■ STATED EXERCISE
All lines featuring the string "Hauptsatzes" are to be listed.

►

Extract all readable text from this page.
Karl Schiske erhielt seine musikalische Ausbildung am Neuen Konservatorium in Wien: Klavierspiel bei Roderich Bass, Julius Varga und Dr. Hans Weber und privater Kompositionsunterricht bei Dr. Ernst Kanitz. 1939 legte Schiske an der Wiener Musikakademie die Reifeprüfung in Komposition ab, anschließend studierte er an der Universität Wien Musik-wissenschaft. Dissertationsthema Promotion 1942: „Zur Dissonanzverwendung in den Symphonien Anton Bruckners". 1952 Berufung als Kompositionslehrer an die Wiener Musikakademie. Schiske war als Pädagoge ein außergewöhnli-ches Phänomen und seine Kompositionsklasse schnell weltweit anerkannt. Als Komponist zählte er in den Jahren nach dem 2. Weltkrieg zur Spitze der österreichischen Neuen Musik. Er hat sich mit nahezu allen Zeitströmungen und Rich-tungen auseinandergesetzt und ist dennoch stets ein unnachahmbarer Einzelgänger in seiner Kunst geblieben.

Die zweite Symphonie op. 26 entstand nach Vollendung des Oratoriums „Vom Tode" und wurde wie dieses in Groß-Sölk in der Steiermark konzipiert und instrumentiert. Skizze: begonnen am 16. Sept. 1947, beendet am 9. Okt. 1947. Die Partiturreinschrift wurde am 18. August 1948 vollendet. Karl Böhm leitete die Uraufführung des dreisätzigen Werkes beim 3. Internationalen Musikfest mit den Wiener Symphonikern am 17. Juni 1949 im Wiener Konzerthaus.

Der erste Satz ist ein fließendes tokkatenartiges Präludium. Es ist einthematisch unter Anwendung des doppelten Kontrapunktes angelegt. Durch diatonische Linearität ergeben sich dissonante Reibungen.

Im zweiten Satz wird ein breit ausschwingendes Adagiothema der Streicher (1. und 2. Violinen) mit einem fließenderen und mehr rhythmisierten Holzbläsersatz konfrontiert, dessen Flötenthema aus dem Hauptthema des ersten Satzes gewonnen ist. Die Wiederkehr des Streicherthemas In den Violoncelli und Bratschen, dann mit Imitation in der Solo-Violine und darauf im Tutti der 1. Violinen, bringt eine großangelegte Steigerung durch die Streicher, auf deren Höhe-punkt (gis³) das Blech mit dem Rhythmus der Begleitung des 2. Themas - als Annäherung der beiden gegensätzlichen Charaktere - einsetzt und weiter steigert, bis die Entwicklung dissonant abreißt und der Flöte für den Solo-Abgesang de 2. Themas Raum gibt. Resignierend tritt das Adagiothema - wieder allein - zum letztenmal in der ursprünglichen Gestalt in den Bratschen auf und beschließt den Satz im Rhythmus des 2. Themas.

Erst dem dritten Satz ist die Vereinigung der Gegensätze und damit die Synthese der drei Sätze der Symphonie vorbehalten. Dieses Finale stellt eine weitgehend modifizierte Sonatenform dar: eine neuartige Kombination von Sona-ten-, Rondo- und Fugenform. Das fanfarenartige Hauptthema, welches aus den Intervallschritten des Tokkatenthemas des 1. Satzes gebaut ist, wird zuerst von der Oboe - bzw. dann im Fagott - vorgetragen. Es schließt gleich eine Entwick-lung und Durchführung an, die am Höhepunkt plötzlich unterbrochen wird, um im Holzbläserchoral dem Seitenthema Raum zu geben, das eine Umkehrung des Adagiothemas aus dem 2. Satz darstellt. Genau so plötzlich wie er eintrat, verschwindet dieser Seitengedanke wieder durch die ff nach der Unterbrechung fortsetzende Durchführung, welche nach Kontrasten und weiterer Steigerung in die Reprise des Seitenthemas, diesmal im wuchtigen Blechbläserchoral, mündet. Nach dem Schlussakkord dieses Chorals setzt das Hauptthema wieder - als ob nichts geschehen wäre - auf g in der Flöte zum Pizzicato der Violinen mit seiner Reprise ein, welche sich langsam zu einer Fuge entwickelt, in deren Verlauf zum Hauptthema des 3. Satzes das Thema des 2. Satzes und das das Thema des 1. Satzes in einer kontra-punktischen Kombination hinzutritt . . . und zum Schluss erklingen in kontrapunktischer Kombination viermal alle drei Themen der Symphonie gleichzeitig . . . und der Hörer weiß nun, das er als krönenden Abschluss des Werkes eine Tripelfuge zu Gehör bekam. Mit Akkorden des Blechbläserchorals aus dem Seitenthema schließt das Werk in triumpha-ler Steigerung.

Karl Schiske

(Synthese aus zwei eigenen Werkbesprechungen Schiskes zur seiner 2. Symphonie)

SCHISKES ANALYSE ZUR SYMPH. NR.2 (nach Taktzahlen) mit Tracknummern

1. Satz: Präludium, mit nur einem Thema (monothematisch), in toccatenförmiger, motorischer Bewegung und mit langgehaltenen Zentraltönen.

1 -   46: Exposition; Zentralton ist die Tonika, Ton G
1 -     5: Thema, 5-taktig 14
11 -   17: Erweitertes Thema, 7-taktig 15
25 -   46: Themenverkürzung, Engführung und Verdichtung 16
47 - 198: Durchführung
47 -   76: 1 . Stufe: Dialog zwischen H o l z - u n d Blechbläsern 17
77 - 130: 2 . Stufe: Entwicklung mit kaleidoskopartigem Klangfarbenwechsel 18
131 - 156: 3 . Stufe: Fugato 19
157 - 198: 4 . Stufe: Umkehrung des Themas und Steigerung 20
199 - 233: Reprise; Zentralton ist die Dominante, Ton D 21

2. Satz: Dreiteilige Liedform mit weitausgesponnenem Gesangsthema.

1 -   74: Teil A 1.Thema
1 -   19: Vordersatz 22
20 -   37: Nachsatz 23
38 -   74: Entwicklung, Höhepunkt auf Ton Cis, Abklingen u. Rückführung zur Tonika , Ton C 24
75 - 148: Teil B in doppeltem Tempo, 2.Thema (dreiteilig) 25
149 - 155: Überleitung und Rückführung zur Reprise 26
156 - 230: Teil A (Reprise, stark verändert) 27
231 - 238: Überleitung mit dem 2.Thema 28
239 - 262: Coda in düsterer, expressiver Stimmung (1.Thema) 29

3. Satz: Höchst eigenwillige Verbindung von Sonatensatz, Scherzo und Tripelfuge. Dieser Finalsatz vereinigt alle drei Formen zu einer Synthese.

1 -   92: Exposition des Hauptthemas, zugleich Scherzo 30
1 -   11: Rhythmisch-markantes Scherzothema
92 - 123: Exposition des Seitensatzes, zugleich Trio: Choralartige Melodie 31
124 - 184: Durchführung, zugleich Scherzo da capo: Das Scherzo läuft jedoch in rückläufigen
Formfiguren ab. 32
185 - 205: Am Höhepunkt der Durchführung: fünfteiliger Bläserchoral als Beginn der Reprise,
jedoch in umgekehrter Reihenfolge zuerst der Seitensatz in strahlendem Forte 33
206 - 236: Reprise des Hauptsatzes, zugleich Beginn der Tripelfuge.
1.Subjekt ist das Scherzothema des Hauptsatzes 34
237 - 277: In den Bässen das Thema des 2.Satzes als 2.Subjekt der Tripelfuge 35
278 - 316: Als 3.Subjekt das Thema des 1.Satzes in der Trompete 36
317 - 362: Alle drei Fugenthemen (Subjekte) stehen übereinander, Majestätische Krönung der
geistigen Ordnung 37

◄

■ EXERCISE ANSWER
206 - 236: Reprise des Hauptsatzes, zugleich Beginn der Tripelfuge.
1.Subjekt ist das Scherzothema des Hauptsatzes 34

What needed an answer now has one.